## DATA SUPPLIED
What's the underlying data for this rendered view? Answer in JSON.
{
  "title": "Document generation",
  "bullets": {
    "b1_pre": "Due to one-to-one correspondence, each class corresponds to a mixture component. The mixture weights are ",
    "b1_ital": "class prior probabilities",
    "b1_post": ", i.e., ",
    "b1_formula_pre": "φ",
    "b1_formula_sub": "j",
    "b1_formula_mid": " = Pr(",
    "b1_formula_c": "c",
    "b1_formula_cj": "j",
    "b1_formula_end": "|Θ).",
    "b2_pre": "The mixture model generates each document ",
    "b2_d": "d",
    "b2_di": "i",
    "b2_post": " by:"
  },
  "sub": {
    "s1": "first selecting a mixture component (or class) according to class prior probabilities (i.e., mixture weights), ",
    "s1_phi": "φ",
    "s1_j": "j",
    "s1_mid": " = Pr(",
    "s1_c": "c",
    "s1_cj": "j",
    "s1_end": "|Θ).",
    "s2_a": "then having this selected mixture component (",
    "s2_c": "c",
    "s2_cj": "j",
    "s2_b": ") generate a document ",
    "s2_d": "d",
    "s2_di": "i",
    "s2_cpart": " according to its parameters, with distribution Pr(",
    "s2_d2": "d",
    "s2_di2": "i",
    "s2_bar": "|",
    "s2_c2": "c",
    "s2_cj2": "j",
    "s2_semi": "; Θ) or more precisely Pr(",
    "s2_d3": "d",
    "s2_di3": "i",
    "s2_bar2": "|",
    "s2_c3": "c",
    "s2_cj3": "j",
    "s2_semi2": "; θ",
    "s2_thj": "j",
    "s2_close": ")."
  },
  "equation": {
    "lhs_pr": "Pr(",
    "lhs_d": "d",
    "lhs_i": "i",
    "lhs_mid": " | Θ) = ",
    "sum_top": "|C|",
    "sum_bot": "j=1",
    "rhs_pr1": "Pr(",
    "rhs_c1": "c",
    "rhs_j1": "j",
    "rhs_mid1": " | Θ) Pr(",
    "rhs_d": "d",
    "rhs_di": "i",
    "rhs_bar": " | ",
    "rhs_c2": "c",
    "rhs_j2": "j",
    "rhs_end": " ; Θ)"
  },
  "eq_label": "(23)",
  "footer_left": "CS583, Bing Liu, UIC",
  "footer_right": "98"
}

## WORK TO COMPLETE
Output all of the data again. Match it exactly.

## EXERCISE ANSWER
What's the underlying data for this rendered view? Answer in JSON.
{
  "title": "Document generation",
  "bullets": {
    "b1_pre": "Due to one-to-one correspondence, each class corresponds to a mixture component. The mixture weights are ",
    "b1_ital": "class prior probabilities",
    "b1_post": ", i.e., ",
    "b1_formula_pre": "φ",
    "b1_formula_sub": "j",
    "b1_formula_mid": " = Pr(",
    "b1_formula_c": "c",
    "b1_formula_cj": "j",
    "b1_formula_end": "|Θ).",
    "b2_pre": "The mixture model generates each document ",
    "b2_d": "d",
    "b2_di": "i",
    "b2_post": " by:"
  },
  "sub": {
    "s1": "first selecting a mixture component (or class) according to class prior probabilities (i.e., mixture weights), ",
    "s1_phi": "φ",
    "s1_j": "j",
    "s1_mid": " = Pr(",
    "s1_c": "c",
    "s1_cj": "j",
    "s1_end": "|Θ).",
    "s2_a": "then having this selected mixture component (",
    "s2_c": "c",
    "s2_cj": "j",
    "s2_b": ") generate a document ",
    "s2_d": "d",
    "s2_di": "i",
    "s2_cpart": " according to its parameters, with distribution Pr(",
    "s2_d2": "d",
    "s2_di2": "i",
    "s2_bar": "|",
    "s2_c2": "c",
    "s2_cj2": "j",
    "s2_semi": "; Θ) or more precisely Pr(",
    "s2_d3": "d",
    "s2_di3": "i",
    "s2_bar2": "|",
    "s2_c3": "c",
    "s2_cj3": "j",
    "s2_semi2": "; θ",
    "s2_thj": "j",
    "s2_close": ")."
  },
  "equation": {
    "lhs_pr": "Pr(",
    "lhs_d": "d",
    "lhs_i": "i",
    "lhs_mid": " | Θ) = ",
    "sum_top": "|C|",
    "sum_bot": "j=1",
    "rhs_pr1": "Pr(",
    "rhs_c1": "c",
    "rhs_j1": "j",
    "rhs_mid1": " | Θ) Pr(",
    "rhs_d": "d",
    "rhs_di": "i",
    "rhs_bar": " | ",
    "rhs_c2": "c",
    "rhs_j2": "j",
    "rhs_end": " ; Θ)"
  },
  "eq_label": "(23)",
  "footer_left": "CS583, Bing Liu, UIC",
  "footer_right": "98"
}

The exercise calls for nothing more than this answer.